Aim of the task:
Rename "elements" to "items" in the material below, from the line with "svg-text:D: D bbox=[310, 268, 348, 309]" up to and including the line with "identify all the", and give only those lines again with nothing else changed. Leave the pictures out.

Entries supplied:
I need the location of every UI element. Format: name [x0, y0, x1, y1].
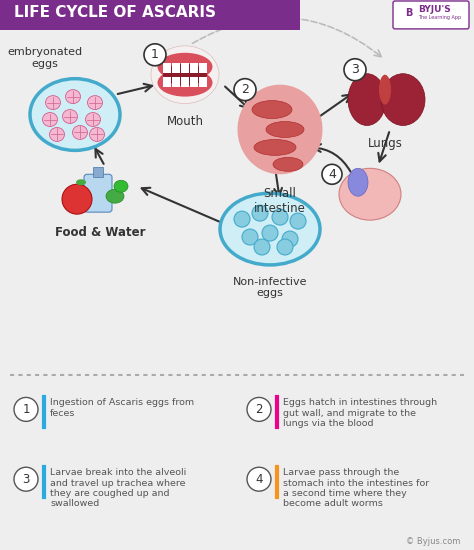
Text: 4: 4 [255, 472, 263, 486]
Circle shape [290, 213, 306, 229]
FancyBboxPatch shape [0, 0, 300, 30]
Circle shape [247, 468, 271, 491]
FancyArrowPatch shape [118, 84, 152, 94]
Ellipse shape [49, 128, 64, 141]
Circle shape [344, 59, 366, 81]
Ellipse shape [237, 85, 322, 174]
Bar [93, 167, 103, 177]
Text: 2: 2 [241, 83, 249, 96]
Bar [163, 76, 171, 87]
Ellipse shape [339, 168, 401, 220]
Ellipse shape [348, 74, 386, 125]
Ellipse shape [273, 157, 303, 171]
Bar [163, 63, 171, 73]
Text: © Byjus.com: © Byjus.com [406, 537, 460, 546]
Text: BYJU'S: BYJU'S [418, 6, 451, 14]
Ellipse shape [90, 128, 104, 141]
Circle shape [282, 231, 298, 247]
Text: 4: 4 [328, 168, 336, 181]
Ellipse shape [43, 113, 57, 127]
Bar [181, 63, 189, 73]
FancyBboxPatch shape [84, 174, 112, 212]
FancyArrowPatch shape [320, 95, 351, 116]
FancyArrowPatch shape [142, 188, 222, 223]
Circle shape [62, 184, 92, 214]
Circle shape [262, 225, 278, 241]
Ellipse shape [252, 101, 292, 118]
FancyArrowPatch shape [192, 18, 382, 57]
Ellipse shape [30, 79, 120, 150]
Ellipse shape [114, 180, 128, 192]
Text: Mouth: Mouth [166, 114, 203, 128]
Ellipse shape [163, 64, 207, 86]
Text: The Learning App: The Learning App [418, 15, 461, 20]
Circle shape [322, 164, 342, 184]
Text: Larvae pass through the
stomach into the intestines for
a second time where they: Larvae pass through the stomach into the… [283, 468, 429, 508]
Text: Eggs hatch in intestines through
gut wall, and migrate to the
lungs via the bloo: Eggs hatch in intestines through gut wal… [283, 398, 437, 428]
Ellipse shape [46, 96, 61, 109]
FancyArrowPatch shape [95, 149, 104, 164]
Bar [199, 76, 207, 87]
Circle shape [272, 209, 288, 225]
Circle shape [234, 211, 250, 227]
Text: 2: 2 [255, 403, 263, 416]
Ellipse shape [220, 193, 320, 265]
Circle shape [254, 239, 270, 255]
Circle shape [242, 229, 258, 245]
Ellipse shape [381, 74, 425, 125]
Text: Non-infective
eggs: Non-infective eggs [233, 277, 307, 299]
Ellipse shape [379, 75, 391, 104]
Text: Ingestion of Ascaris eggs from
feces: Ingestion of Ascaris eggs from feces [50, 398, 194, 418]
Bar [172, 63, 180, 73]
FancyBboxPatch shape [393, 1, 469, 29]
Circle shape [14, 468, 38, 491]
Ellipse shape [63, 109, 78, 124]
Text: 1: 1 [151, 48, 159, 61]
Text: 3: 3 [22, 472, 30, 486]
FancyArrowPatch shape [225, 86, 248, 108]
Ellipse shape [254, 140, 296, 155]
Text: Food & Water: Food & Water [55, 226, 145, 239]
FancyArrowPatch shape [274, 170, 282, 196]
Ellipse shape [85, 113, 100, 127]
Bar [190, 63, 198, 73]
Bar [181, 76, 189, 87]
Ellipse shape [348, 168, 368, 196]
FancyArrowPatch shape [313, 144, 351, 172]
Text: Lungs: Lungs [367, 138, 402, 151]
Circle shape [144, 44, 166, 66]
Text: Larvae break into the alveoli
and travel up trachea where
they are coughed up an: Larvae break into the alveoli and travel… [50, 468, 186, 508]
Bar [199, 63, 207, 73]
Ellipse shape [106, 189, 124, 203]
Text: 1: 1 [22, 403, 30, 416]
Ellipse shape [88, 96, 102, 109]
Circle shape [14, 398, 38, 421]
Ellipse shape [266, 122, 304, 138]
Text: Small
intestine: Small intestine [254, 187, 306, 215]
Bar [190, 76, 198, 87]
Text: 3: 3 [351, 63, 359, 76]
Text: LIFE CYCLE OF ASCARIS: LIFE CYCLE OF ASCARIS [14, 6, 216, 20]
Ellipse shape [157, 53, 212, 81]
Circle shape [252, 205, 268, 221]
Text: B: B [405, 8, 412, 18]
Circle shape [247, 398, 271, 421]
Ellipse shape [65, 90, 81, 103]
Ellipse shape [73, 125, 88, 140]
Ellipse shape [76, 179, 86, 185]
Circle shape [277, 239, 293, 255]
Text: embryonated
eggs: embryonated eggs [8, 47, 82, 69]
Bar [172, 76, 180, 87]
Ellipse shape [151, 46, 219, 103]
Circle shape [234, 79, 256, 101]
Bar [0, 0, 300, 30]
FancyArrowPatch shape [378, 132, 389, 162]
Ellipse shape [157, 69, 212, 97]
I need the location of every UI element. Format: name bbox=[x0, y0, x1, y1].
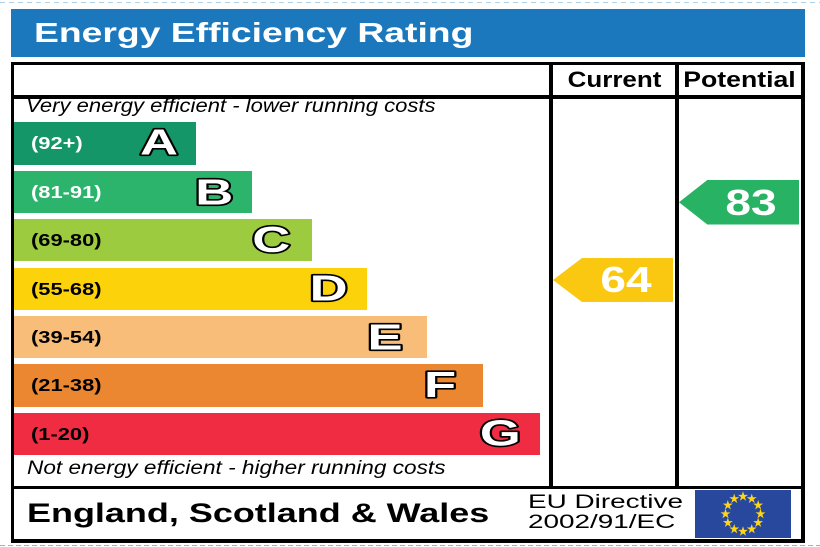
svg-text:D: D bbox=[310, 268, 348, 309]
svg-text:C: C bbox=[252, 219, 290, 260]
svg-text:E: E bbox=[367, 316, 402, 357]
svg-text:G: G bbox=[480, 413, 521, 454]
svg-text:F: F bbox=[424, 364, 456, 405]
svg-text:B: B bbox=[195, 172, 233, 213]
svg-text:A: A bbox=[140, 122, 178, 163]
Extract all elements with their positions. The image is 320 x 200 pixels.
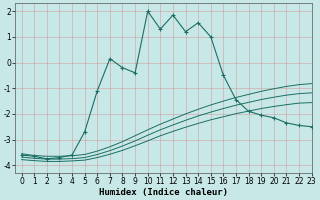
X-axis label: Humidex (Indice chaleur): Humidex (Indice chaleur) — [99, 188, 228, 197]
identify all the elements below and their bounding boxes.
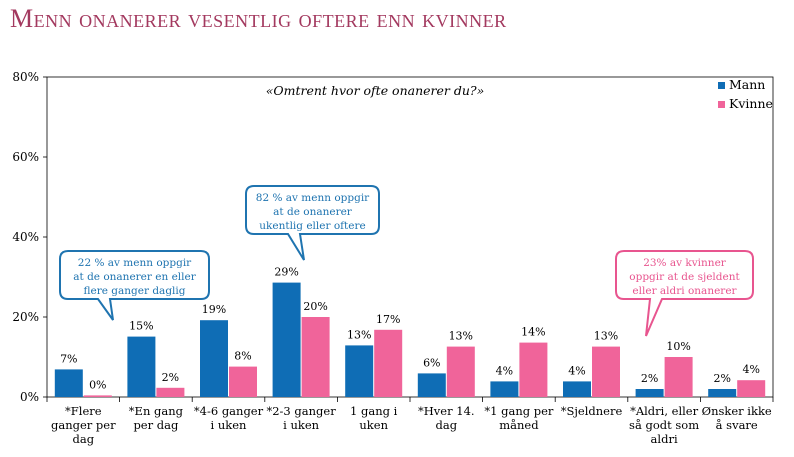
chart-title: Menn onanerer vesentlig oftere enn kvinn… xyxy=(10,4,507,33)
bar-mann xyxy=(563,381,591,397)
data-label-mann: 15% xyxy=(129,320,153,333)
callout-text: flere ganger daglig xyxy=(84,285,186,297)
bar-kvinne xyxy=(156,387,185,397)
legend-label-kvinne: Kvinne xyxy=(729,96,773,111)
category-label: *Aldri, eller xyxy=(630,404,699,418)
bar-kvinne xyxy=(737,380,766,397)
data-label-kvinne: 2% xyxy=(162,371,179,384)
callout-weekly: 82 % av menn oppgir at de onanerer ukentli… xyxy=(245,185,380,261)
category-label: så godt som xyxy=(629,418,699,432)
category-label: *Hver 14. xyxy=(418,404,475,418)
category-label: i uken xyxy=(211,418,248,432)
data-label-kvinne: 13% xyxy=(594,330,618,343)
callout-text: eller aldri onanerer xyxy=(632,285,737,297)
bar-kvinne xyxy=(664,357,693,397)
bar-kvinne xyxy=(374,329,403,397)
category-label: *Sjeldnere xyxy=(561,404,623,418)
category-label: *1 gang per xyxy=(484,404,554,418)
bar-mann xyxy=(490,381,519,397)
data-label-kvinne: 14% xyxy=(521,326,545,339)
callout-text: ukentlig eller oftere xyxy=(259,220,365,232)
bar-mann xyxy=(54,369,83,397)
y-tick-label: 60% xyxy=(12,150,39,164)
chart-subtitle: «Omtrent hvor ofte onanerer du?» xyxy=(266,83,485,98)
data-label-kvinne: 10% xyxy=(666,340,690,353)
data-label-kvinne: 4% xyxy=(742,363,759,376)
category-label: å svare xyxy=(716,418,758,432)
category-label: uken xyxy=(359,418,388,432)
bar-kvinne xyxy=(83,395,112,397)
callout-bubble xyxy=(615,250,754,337)
data-label-kvinne: 8% xyxy=(234,350,251,363)
category-label: ganger per xyxy=(51,418,116,432)
callout-bubble xyxy=(245,185,380,261)
bar-mann xyxy=(417,373,446,397)
callout-bubble xyxy=(59,250,210,321)
callout-women: 23% av kvinner oppgir at de sjeldent eller… xyxy=(615,250,754,337)
category-label: 1 gang i xyxy=(350,404,398,418)
category-label: *En gang xyxy=(129,404,184,418)
data-label-kvinne: 20% xyxy=(303,300,327,313)
y-tick-label: 80% xyxy=(12,70,39,84)
category-label: aldri xyxy=(651,432,678,446)
bar-mann xyxy=(127,336,156,397)
data-label-mann: 4% xyxy=(568,364,585,377)
category-label: dag xyxy=(73,432,95,446)
bar-kvinne xyxy=(592,346,620,397)
callout-text: 22 % av menn oppgir xyxy=(78,257,192,269)
data-label-kvinne: 17% xyxy=(376,313,400,326)
y-tick-label: 40% xyxy=(12,230,39,244)
callout-text: 23% av kvinner xyxy=(643,257,727,269)
legend-swatch-kvinne xyxy=(718,101,725,108)
data-label-mann: 4% xyxy=(496,364,513,377)
category-label: *4-6 ganger xyxy=(194,404,264,418)
y-tick-label: 0% xyxy=(20,390,39,404)
category-label: Ønsker ikke xyxy=(702,404,772,418)
callout-text: at de onanerer xyxy=(273,206,353,218)
bar-kvinne xyxy=(229,366,257,397)
data-label-mann: 7% xyxy=(60,352,77,365)
callout-text: oppgir at de sjeldent xyxy=(629,271,740,283)
callout-daily: 22 % av menn oppgir at de onanerer en ell… xyxy=(59,250,210,321)
plot-frame xyxy=(46,76,774,398)
legend-label-mann: Mann xyxy=(729,77,765,92)
bar-kvinne xyxy=(519,342,548,397)
bar-kvinne xyxy=(301,317,330,397)
data-label-kvinne: 0% xyxy=(89,378,106,391)
data-label-mann: 2% xyxy=(641,372,658,385)
category-label: *Flere xyxy=(65,404,102,418)
data-label-mann: 6% xyxy=(423,356,440,369)
data-label-mann: 13% xyxy=(347,328,371,341)
data-label-mann: 19% xyxy=(202,303,226,316)
callout-text: at de onanerer en eller xyxy=(73,271,196,283)
data-label-kvinne: 13% xyxy=(449,330,473,343)
category-label: måned xyxy=(499,418,539,432)
category-label: i uken xyxy=(283,418,320,432)
bar-kvinne xyxy=(446,346,475,397)
bar-mann xyxy=(345,345,374,397)
bar-mann xyxy=(272,282,301,397)
legend-swatch-mann xyxy=(718,82,725,89)
bar-mann xyxy=(708,389,737,397)
bar-mann xyxy=(200,320,228,397)
data-label-mann: 29% xyxy=(274,266,298,279)
category-label: *2-3 ganger xyxy=(266,404,336,418)
category-label: per dag xyxy=(133,418,179,432)
callout-text: 82 % av menn oppgir xyxy=(256,192,370,204)
data-label-mann: 2% xyxy=(713,372,730,385)
category-label: dag xyxy=(436,418,458,432)
y-tick-label: 20% xyxy=(12,310,39,324)
bar-mann xyxy=(635,389,664,397)
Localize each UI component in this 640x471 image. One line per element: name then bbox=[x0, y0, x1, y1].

Output for this task:
svg-text:D: D bbox=[310, 268, 348, 309]
svg-text:C: C bbox=[252, 219, 290, 260]
svg-text:E: E bbox=[367, 316, 402, 357]
svg-text:G: G bbox=[480, 413, 521, 454]
svg-text:F: F bbox=[424, 364, 456, 405]
svg-text:B: B bbox=[195, 172, 233, 213]
svg-text:A: A bbox=[140, 122, 178, 163]
Extract all items with their positions. The image is 320 x 200 pixels.
X-axis label: Humidex (Indice chaleur): Humidex (Indice chaleur) — [99, 188, 228, 197]
identify all the items below and their bounding boxes.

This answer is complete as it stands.